### SELECTED PASSAGE
ECT can trigger local immunogenic cell death and antigen release. Whether the addition of ICIs translates into clinically meaningful improvements in breast cancer remains unclear, as available data are limited and non-comparative [46]. Personalized medicine approaches, in which ECT is combined with targeted therapies based on the specific genetics of the tumor, are also a promising direction. For example, tumors with specific mutations, such as BRAF mutations in melanoma, may respond better to certain therapeutic combinations. Preliminary, very small series suggest that combining ECT with immune checkpoint inhibitors is feasible and may enhance local control; in breast cancer, evidence is limited to non-comparative, very small cohorts, precluding firm conclusions. However, only a single published report has assessed this combination in breast cancer [51]. In that study, 55 patients with metastatic breast cancer underwent ECT at a median of 78 months following initial diagnosis. The complete response (CR) rate was 64%, with partial response (PR) in 22% and stable disease (SD) in 14%. Twenty-four-month progression-free survival (PFS) and overall survival (OS) were superior in the immunotherapy combination group, though this survival advantage was not maintained at 36 months. It is important to note that only three patients received the ECT + immunotherapy regimen in this cohort, highlighting the need for larger prospective studies to validate these findings. Preliminary, very small series suggest that combining ECT with ICIs is feasible and may enhance local control; however, data in breast cancer are limited to few patients and non-comparative designs, and no firm conclusions can be drawn. Prospective controlled studies are needed.
In the future, ECT could pave the way for more personalized therapeutic strategies. Advances in molecular diagnostics and imaging technologies may enable the identification of biomarkers that predict which patients will respond best to ECT. These biomarkers could assist in patient selection and optimize drug dosages, making treatment more effective while reducing side effects. Moreover, studying the immune system’s response to ECT could provide insights into how to enhance both local and systemic immune activation, thereby improving long-term outcomes.

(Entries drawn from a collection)
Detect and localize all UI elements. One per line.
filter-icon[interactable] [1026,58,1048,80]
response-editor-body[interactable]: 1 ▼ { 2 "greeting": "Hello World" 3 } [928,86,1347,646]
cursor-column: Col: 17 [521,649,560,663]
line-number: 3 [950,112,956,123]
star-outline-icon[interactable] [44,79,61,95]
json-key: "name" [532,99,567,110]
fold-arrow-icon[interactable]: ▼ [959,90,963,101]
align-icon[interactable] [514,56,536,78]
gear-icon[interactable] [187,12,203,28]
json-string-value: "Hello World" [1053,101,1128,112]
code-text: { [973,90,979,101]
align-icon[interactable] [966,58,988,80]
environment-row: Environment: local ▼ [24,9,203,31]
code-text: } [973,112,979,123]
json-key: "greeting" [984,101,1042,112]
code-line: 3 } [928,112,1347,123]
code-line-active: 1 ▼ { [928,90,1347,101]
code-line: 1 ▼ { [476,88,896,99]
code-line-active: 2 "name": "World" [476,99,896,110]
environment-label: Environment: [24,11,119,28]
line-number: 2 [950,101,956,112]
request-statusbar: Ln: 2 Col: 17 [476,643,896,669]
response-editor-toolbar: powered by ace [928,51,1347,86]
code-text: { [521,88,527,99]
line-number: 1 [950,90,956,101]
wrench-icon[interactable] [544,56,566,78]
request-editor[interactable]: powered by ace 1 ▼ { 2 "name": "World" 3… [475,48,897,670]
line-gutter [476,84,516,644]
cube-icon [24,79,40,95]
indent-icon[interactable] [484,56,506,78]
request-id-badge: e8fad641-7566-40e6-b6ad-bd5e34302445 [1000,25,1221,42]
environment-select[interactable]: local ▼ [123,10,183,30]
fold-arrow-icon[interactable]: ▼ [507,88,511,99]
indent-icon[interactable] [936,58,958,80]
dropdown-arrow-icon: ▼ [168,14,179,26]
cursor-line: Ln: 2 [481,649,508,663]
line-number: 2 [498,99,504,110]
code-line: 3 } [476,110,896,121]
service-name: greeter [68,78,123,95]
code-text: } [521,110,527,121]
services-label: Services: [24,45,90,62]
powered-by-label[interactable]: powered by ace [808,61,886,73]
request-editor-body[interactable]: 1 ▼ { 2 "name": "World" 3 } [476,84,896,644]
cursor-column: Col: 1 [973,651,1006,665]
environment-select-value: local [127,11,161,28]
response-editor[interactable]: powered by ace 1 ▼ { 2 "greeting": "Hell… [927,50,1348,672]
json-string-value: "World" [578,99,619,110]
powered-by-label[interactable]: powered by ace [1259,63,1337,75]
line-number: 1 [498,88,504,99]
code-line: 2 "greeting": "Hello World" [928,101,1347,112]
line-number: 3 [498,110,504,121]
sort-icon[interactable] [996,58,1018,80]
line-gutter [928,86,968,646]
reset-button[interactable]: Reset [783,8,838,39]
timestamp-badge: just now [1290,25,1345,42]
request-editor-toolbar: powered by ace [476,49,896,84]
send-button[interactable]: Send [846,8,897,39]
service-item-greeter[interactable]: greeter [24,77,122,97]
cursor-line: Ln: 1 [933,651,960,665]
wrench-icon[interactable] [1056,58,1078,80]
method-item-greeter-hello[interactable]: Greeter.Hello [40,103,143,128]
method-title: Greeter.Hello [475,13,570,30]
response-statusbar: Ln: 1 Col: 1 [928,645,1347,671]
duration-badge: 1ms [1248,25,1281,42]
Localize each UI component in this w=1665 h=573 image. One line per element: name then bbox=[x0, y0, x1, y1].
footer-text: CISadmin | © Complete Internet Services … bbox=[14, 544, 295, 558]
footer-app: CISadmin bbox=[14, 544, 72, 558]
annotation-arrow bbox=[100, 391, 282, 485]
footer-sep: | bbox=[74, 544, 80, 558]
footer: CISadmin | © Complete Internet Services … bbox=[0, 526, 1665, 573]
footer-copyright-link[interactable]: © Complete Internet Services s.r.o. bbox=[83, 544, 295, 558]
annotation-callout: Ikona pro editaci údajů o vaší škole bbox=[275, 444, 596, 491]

### ASSIGNMENT
In the passage on ECT in breast cancer, how many patients in the cohort received the ECT + immunotherapy regimen?

### EXERCISE ANSWER
Three patients.